**Given records**:
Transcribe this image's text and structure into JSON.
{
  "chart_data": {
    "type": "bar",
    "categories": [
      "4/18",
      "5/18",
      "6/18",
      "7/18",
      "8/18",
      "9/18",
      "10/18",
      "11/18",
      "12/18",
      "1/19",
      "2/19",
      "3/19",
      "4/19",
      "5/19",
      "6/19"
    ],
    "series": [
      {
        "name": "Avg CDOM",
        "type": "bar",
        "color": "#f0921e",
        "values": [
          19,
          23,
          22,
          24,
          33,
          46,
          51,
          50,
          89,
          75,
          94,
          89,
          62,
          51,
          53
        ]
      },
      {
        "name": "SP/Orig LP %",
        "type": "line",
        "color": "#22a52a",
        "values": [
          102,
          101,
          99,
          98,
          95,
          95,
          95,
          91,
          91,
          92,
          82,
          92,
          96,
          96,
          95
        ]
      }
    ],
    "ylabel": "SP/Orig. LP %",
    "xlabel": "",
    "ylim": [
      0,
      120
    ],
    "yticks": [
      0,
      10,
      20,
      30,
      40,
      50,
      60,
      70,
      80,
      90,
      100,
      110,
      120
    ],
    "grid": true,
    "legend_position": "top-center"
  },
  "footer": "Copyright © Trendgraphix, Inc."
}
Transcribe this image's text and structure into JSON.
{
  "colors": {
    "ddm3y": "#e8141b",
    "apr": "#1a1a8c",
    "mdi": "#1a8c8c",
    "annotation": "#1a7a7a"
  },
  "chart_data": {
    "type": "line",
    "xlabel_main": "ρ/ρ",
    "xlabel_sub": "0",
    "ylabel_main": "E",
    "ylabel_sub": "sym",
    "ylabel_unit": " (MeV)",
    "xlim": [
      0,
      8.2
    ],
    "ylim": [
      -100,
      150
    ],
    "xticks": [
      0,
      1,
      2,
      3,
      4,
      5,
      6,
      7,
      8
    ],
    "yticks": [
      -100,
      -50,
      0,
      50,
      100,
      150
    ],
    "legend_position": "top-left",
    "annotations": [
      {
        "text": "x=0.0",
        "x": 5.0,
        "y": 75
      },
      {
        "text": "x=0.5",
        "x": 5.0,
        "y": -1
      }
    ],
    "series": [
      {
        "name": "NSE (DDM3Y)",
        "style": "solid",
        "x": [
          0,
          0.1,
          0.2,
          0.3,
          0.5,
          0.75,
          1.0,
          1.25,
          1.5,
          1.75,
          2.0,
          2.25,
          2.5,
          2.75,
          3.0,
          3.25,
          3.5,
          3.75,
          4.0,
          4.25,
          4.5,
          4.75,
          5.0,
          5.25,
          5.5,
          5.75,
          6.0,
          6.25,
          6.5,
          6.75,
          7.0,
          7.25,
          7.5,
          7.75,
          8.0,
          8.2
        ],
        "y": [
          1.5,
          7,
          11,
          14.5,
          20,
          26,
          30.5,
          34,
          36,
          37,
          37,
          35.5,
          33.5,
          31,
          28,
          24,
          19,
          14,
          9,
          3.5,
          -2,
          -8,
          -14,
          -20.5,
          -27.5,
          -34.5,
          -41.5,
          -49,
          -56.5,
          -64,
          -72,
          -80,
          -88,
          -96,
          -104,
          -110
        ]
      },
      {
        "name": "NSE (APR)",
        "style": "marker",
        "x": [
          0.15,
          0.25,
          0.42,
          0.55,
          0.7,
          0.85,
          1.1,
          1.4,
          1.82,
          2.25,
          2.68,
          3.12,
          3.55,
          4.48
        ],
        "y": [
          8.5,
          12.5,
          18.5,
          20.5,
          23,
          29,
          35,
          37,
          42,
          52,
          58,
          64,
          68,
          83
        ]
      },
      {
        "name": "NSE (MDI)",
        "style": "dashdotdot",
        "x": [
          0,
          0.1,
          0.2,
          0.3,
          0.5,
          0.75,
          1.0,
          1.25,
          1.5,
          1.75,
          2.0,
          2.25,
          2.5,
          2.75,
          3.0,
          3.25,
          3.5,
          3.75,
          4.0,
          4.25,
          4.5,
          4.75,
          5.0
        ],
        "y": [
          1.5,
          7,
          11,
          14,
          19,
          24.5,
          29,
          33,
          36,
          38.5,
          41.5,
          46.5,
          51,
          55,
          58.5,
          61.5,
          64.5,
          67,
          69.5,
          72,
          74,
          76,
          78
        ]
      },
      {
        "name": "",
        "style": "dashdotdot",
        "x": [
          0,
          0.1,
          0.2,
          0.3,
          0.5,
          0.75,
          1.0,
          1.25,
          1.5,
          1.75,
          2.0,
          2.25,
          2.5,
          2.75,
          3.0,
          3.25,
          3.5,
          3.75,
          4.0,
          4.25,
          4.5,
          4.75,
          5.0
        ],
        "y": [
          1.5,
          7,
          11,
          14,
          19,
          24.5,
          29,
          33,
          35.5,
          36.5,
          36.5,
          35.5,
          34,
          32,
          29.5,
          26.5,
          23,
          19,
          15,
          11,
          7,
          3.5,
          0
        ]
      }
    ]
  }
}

**Your instructions**:
Return the whole listing exactly.

**Full answer**:
Transcribe this image's text and structure into JSON.
{
  "chart_data": {
    "type": "bar",
    "categories": [
      "4/18",
      "5/18",
      "6/18",
      "7/18",
      "8/18",
      "9/18",
      "10/18",
      "11/18",
      "12/18",
      "1/19",
      "2/19",
      "3/19",
      "4/19",
      "5/19",
      "6/19"
    ],
    "series": [
      {
        "name": "Avg CDOM",
        "type": "bar",
        "color": "#f0921e",
        "values": [
          19,
          23,
          22,
          24,
          33,
          46,
          51,
          50,
          89,
          75,
          94,
          89,
          62,
          51,
          53
        ]
      },
      {
        "name": "SP/Orig LP %",
        "type": "line",
        "color": "#22a52a",
        "values": [
          102,
          101,
          99,
          98,
          95,
          95,
          95,
          91,
          91,
          92,
          82,
          92,
          96,
          96,
          95
        ]
      }
    ],
    "ylabel": "SP/Orig. LP %",
    "xlabel": "",
    "ylim": [
      0,
      120
    ],
    "yticks": [
      0,
      10,
      20,
      30,
      40,
      50,
      60,
      70,
      80,
      90,
      100,
      110,
      120
    ],
    "grid": true,
    "legend_position": "top-center"
  },
  "footer": "Copyright © Trendgraphix, Inc."
}
Transcribe this image's text and structure into JSON.
{
  "colors": {
    "ddm3y": "#e8141b",
    "apr": "#1a1a8c",
    "mdi": "#1a8c8c",
    "annotation": "#1a7a7a"
  },
  "chart_data": {
    "type": "line",
    "xlabel_main": "ρ/ρ",
    "xlabel_sub": "0",
    "ylabel_main": "E",
    "ylabel_sub": "sym",
    "ylabel_unit": " (MeV)",
    "xlim": [
      0,
      8.2
    ],
    "ylim": [
      -100,
      150
    ],
    "xticks": [
      0,
      1,
      2,
      3,
      4,
      5,
      6,
      7,
      8
    ],
    "yticks": [
      -100,
      -50,
      0,
      50,
      100,
      150
    ],
    "legend_position": "top-left",
    "annotations": [
      {
        "text": "x=0.0",
        "x": 5.0,
        "y": 75
      },
      {
        "text": "x=0.5",
        "x": 5.0,
        "y": -1
      }
    ],
    "series": [
      {
        "name": "NSE (DDM3Y)",
        "style": "solid",
        "x": [
          0,
          0.1,
          0.2,
          0.3,
          0.5,
          0.75,
          1.0,
          1.25,
          1.5,
          1.75,
          2.0,
          2.25,
          2.5,
          2.75,
          3.0,
          3.25,
          3.5,
          3.75,
          4.0,
          4.25,
          4.5,
          4.75,
          5.0,
          5.25,
          5.5,
          5.75,
          6.0,
          6.25,
          6.5,
          6.75,
          7.0,
          7.25,
          7.5,
          7.75,
          8.0,
          8.2
        ],
        "y": [
          1.5,
          7,
          11,
          14.5,
          20,
          26,
          30.5,
          34,
          36,
          37,
          37,
          35.5,
          33.5,
          31,
          28,
          24,
          19,
          14,
          9,
          3.5,
          -2,
          -8,
          -14,
          -20.5,
          -27.5,
          -34.5,
          -41.5,
          -49,
          -56.5,
          -64,
          -72,
          -80,
          -88,
          -96,
          -104,
          -110
        ]
      },
      {
        "name": "NSE (APR)",
        "style": "marker",
        "x": [
          0.15,
          0.25,
          0.42,
          0.55,
          0.7,
          0.85,
          1.1,
          1.4,
          1.82,
          2.25,
          2.68,
          3.12,
          3.55,
          4.48
        ],
        "y": [
          8.5,
          12.5,
          18.5,
          20.5,
          23,
          29,
          35,
          37,
          42,
          52,
          58,
          64,
          68,
          83
        ]
      },
      {
        "name": "NSE (MDI)",
        "style": "dashdotdot",
        "x": [
          0,
          0.1,
          0.2,
          0.3,
          0.5,
          0.75,
          1.0,
          1.25,
          1.5,
          1.75,
          2.0,
          2.25,
          2.5,
          2.75,
          3.0,
          3.25,
          3.5,
          3.75,
          4.0,
          4.25,
          4.5,
          4.75,
          5.0
        ],
        "y": [
          1.5,
          7,
          11,
          14,
          19,
          24.5,
          29,
          33,
          36,
          38.5,
          41.5,
          46.5,
          51,
          55,
          58.5,
          61.5,
          64.5,
          67,
          69.5,
          72,
          74,
          76,
          78
        ]
      },
      {
        "name": "",
        "style": "dashdotdot",
        "x": [
          0,
          0.1,
          0.2,
          0.3,
          0.5,
          0.75,
          1.0,
          1.25,
          1.5,
          1.75,
          2.0,
          2.25,
          2.5,
          2.75,
          3.0,
          3.25,
          3.5,
          3.75,
          4.0,
          4.25,
          4.5,
          4.75,
          5.0
        ],
        "y": [
          1.5,
          7,
          11,
          14,
          19,
          24.5,
          29,
          33,
          35.5,
          36.5,
          36.5,
          35.5,
          34,
          32,
          29.5,
          26.5,
          23,
          19,
          15,
          11,
          7,
          3.5,
          0
        ]
      }
    ]
  }
}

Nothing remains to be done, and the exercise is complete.